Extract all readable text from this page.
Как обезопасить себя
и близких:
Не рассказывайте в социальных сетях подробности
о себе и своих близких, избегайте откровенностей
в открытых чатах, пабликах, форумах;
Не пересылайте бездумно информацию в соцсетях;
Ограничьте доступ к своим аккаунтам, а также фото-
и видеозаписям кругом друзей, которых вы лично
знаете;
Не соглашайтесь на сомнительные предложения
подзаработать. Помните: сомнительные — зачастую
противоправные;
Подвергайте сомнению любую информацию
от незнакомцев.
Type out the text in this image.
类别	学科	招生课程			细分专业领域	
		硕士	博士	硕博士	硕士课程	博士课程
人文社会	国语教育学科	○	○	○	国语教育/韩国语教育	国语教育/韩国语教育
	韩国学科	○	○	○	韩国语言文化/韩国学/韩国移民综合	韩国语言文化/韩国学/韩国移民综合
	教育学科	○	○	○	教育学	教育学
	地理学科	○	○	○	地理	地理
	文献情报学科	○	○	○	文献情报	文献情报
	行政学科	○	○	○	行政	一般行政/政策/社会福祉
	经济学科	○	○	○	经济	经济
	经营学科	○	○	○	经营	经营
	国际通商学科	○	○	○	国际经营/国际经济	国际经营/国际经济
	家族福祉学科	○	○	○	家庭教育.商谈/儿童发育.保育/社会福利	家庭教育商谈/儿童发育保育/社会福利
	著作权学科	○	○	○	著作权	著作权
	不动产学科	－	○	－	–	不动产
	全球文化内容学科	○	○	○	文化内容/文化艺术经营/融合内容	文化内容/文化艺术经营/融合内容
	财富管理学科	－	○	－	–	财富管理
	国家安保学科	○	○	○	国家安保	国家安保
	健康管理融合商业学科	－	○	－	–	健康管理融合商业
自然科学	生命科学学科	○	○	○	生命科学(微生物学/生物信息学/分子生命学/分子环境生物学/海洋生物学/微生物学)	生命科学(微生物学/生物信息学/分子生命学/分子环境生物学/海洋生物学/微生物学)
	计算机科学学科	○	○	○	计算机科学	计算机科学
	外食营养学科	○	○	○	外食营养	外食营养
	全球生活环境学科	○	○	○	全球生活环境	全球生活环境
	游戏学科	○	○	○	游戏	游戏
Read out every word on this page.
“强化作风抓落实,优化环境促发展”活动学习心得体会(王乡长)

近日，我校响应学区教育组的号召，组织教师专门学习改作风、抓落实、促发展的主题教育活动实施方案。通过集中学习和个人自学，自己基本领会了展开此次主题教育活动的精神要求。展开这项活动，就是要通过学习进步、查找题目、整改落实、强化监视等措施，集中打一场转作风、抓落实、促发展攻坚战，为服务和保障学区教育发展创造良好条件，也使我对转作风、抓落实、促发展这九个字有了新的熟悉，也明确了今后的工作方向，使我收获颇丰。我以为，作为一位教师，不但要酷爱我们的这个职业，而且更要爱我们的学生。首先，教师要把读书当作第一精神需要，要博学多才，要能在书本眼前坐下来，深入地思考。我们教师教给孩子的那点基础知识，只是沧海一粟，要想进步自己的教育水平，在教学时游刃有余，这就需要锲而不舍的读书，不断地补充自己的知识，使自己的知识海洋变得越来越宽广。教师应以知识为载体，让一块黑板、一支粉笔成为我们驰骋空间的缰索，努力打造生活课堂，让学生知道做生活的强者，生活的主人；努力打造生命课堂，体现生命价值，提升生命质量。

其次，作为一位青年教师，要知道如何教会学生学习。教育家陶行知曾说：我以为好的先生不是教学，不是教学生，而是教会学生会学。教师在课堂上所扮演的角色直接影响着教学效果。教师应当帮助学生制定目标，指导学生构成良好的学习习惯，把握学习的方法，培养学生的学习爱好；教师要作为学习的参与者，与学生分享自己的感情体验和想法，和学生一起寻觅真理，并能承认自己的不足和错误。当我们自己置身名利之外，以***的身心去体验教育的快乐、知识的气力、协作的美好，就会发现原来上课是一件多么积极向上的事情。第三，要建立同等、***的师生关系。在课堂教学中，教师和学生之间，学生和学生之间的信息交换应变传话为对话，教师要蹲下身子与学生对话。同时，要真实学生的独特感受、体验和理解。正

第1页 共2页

^^^^

WHAT YOU HAVE TO DO: Please output every record, keeping each line exact.

WRITTEN REPLY:
Extract all readable text from this page.
Как обезопасить себя
и близких:
Не рассказывайте в социальных сетях подробности
о себе и своих близких, избегайте откровенностей
в открытых чатах, пабликах, форумах;
Не пересылайте бездумно информацию в соцсетях;
Ограничьте доступ к своим аккаунтам, а также фото-
и видеозаписям кругом друзей, которых вы лично
знаете;
Не соглашайтесь на сомнительные предложения
подзаработать. Помните: сомнительные — зачастую
противоправные;
Подвергайте сомнению любую информацию
от незнакомцев.
Type out the text in this image.
类别	学科	招生课程			细分专业领域	
		硕士	博士	硕博士	硕士课程	博士课程
人文社会	国语教育学科	○	○	○	国语教育/韩国语教育	国语教育/韩国语教育
	韩国学科	○	○	○	韩国语言文化/韩国学/韩国移民综合	韩国语言文化/韩国学/韩国移民综合
	教育学科	○	○	○	教育学	教育学
	地理学科	○	○	○	地理	地理
	文献情报学科	○	○	○	文献情报	文献情报
	行政学科	○	○	○	行政	一般行政/政策/社会福祉
	经济学科	○	○	○	经济	经济
	经营学科	○	○	○	经营	经营
	国际通商学科	○	○	○	国际经营/国际经济	国际经营/国际经济
	家族福祉学科	○	○	○	家庭教育.商谈/儿童发育.保育/社会福利	家庭教育商谈/儿童发育保育/社会福利
	著作权学科	○	○	○	著作权	著作权
	不动产学科	－	○	－	–	不动产
	全球文化内容学科	○	○	○	文化内容/文化艺术经营/融合内容	文化内容/文化艺术经营/融合内容
	财富管理学科	－	○	－	–	财富管理
	国家安保学科	○	○	○	国家安保	国家安保
	健康管理融合商业学科	－	○	－	–	健康管理融合商业
自然科学	生命科学学科	○	○	○	生命科学(微生物学/生物信息学/分子生命学/分子环境生物学/海洋生物学/微生物学)	生命科学(微生物学/生物信息学/分子生命学/分子环境生物学/海洋生物学/微生物学)
	计算机科学学科	○	○	○	计算机科学	计算机科学
	外食营养学科	○	○	○	外食营养	外食营养
	全球生活环境学科	○	○	○	全球生活环境	全球生活环境
	游戏学科	○	○	○	游戏	游戏
Read out every word on this page.
“强化作风抓落实,优化环境促发展”活动学习心得体会(王乡长)

近日，我校响应学区教育组的号召，组织教师专门学习改作风、抓落实、促发展的主题教育活动实施方案。通过集中学习和个人自学，自己基本领会了展开此次主题教育活动的精神要求。展开这项活动，就是要通过学习进步、查找题目、整改落实、强化监视等措施，集中打一场转作风、抓落实、促发展攻坚战，为服务和保障学区教育发展创造良好条件，也使我对转作风、抓落实、促发展这九个字有了新的熟悉，也明确了今后的工作方向，使我收获颇丰。我以为，作为一位教师，不但要酷爱我们的这个职业，而且更要爱我们的学生。首先，教师要把读书当作第一精神需要，要博学多才，要能在书本眼前坐下来，深入地思考。我们教师教给孩子的那点基础知识，只是沧海一粟，要想进步自己的教育水平，在教学时游刃有余，这就需要锲而不舍的读书，不断地补充自己的知识，使自己的知识海洋变得越来越宽广。教师应以知识为载体，让一块黑板、一支粉笔成为我们驰骋空间的缰索，努力打造生活课堂，让学生知道做生活的强者，生活的主人；努力打造生命课堂，体现生命价值，提升生命质量。

其次，作为一位青年教师，要知道如何教会学生学习。教育家陶行知曾说：我以为好的先生不是教学，不是教学生，而是教会学生会学。教师在课堂上所扮演的角色直接影响着教学效果。教师应当帮助学生制定目标，指导学生构成良好的学习习惯，把握学习的方法，培养学生的学习爱好；教师要作为学习的参与者，与学生分享自己的感情体验和想法，和学生一起寻觅真理，并能承认自己的不足和错误。当我们自己置身名利之外，以***的身心去体验教育的快乐、知识的气力、协作的美好，就会发现原来上课是一件多么积极向上的事情。第三，要建立同等、***的师生关系。在课堂教学中，教师和学生之间，学生和学生之间的信息交换应变传话为对话，教师要蹲下身子与学生对话。同时，要真实学生的独特感受、体验和理解。正

第1页 共2页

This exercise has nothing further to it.